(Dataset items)
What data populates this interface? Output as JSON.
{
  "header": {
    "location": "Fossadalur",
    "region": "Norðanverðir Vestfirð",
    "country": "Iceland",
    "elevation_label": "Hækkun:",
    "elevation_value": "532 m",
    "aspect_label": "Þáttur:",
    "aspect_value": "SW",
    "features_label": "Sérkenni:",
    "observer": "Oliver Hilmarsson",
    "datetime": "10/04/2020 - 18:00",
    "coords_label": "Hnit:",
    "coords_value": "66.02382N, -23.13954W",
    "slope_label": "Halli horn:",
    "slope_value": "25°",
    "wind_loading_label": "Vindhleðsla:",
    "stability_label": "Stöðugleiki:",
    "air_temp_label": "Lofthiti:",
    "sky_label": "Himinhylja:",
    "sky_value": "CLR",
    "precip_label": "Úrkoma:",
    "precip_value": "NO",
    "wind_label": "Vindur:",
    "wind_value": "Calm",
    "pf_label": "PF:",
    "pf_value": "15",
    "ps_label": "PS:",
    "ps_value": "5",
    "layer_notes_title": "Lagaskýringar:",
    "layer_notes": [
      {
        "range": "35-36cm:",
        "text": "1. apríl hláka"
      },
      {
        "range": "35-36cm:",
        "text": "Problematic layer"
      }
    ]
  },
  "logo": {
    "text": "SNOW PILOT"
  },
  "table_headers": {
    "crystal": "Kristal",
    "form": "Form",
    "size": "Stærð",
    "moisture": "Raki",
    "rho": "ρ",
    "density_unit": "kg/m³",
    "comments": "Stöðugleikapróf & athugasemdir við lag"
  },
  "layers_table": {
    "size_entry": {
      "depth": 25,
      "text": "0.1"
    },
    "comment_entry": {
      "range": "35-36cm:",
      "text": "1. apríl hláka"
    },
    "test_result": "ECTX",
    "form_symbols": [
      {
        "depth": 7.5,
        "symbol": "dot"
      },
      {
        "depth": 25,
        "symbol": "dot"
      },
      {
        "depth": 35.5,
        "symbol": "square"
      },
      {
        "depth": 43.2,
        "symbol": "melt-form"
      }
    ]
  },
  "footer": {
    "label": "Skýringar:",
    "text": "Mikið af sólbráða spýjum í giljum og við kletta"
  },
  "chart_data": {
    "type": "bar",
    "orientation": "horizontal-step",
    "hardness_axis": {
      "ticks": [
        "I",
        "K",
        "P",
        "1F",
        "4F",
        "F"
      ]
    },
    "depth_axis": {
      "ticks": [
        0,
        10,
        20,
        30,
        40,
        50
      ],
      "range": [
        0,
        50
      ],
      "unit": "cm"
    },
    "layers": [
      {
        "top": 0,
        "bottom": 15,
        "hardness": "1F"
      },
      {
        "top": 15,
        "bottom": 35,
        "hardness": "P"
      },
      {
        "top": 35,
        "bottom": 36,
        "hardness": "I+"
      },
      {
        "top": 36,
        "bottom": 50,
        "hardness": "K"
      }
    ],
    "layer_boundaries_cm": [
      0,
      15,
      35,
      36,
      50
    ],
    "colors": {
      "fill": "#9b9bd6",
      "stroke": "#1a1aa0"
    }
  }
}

---

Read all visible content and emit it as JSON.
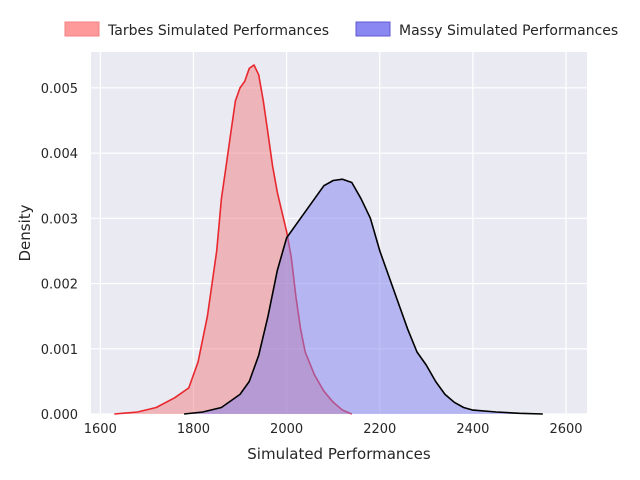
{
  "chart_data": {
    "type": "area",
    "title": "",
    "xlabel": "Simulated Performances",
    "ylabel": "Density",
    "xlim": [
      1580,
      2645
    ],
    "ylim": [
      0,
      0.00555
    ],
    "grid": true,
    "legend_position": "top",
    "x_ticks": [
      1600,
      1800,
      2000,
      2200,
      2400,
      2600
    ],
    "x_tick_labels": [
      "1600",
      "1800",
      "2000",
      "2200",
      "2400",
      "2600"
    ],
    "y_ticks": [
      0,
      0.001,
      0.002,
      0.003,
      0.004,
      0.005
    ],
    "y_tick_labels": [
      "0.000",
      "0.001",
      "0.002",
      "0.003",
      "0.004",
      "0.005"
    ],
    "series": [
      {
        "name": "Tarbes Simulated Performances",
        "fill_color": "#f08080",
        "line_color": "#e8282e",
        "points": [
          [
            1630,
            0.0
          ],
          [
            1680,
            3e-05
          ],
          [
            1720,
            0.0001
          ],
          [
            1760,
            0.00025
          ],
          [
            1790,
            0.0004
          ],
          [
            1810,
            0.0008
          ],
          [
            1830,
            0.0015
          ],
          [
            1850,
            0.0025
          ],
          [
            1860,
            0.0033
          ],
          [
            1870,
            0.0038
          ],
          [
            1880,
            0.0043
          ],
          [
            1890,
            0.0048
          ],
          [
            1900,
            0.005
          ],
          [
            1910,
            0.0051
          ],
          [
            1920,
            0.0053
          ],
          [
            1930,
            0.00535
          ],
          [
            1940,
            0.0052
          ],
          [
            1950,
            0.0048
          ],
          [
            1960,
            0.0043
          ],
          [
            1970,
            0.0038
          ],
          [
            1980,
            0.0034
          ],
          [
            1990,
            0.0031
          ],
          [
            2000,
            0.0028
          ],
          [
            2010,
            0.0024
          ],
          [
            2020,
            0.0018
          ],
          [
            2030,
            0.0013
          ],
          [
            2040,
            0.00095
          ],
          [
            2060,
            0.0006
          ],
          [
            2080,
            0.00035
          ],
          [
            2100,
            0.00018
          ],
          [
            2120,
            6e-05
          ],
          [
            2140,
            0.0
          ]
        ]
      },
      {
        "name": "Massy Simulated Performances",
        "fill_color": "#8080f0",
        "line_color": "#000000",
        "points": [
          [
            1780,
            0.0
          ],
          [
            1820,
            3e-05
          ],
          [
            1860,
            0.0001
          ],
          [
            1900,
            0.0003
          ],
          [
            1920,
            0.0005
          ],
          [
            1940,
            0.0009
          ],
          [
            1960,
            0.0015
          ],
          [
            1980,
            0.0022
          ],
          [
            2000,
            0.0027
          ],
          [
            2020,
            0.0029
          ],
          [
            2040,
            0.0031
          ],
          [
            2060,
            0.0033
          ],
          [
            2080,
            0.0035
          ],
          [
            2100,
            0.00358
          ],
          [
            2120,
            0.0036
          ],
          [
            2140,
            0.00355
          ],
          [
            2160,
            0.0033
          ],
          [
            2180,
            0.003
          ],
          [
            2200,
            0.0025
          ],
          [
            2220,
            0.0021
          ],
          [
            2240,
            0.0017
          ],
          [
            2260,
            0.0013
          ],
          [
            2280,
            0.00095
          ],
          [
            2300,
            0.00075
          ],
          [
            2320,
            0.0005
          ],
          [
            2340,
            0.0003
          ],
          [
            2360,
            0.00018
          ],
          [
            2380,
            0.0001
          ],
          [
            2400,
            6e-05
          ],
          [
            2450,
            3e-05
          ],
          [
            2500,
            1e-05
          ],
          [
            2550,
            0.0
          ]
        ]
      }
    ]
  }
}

◆ DESCRIPTION OF THE TASK
Gather all lines with the string "text" from the data.

◆ CORRECT OUTPUT
        "text": "1. apríl hláka"
        "text": "Problematic layer"
    "text": "SNOW PILOT"
      "text": "0.1"
      "text": "1. apríl hláka"
    "text": "Mikið af sólbráða spýjum í giljum og við kletta"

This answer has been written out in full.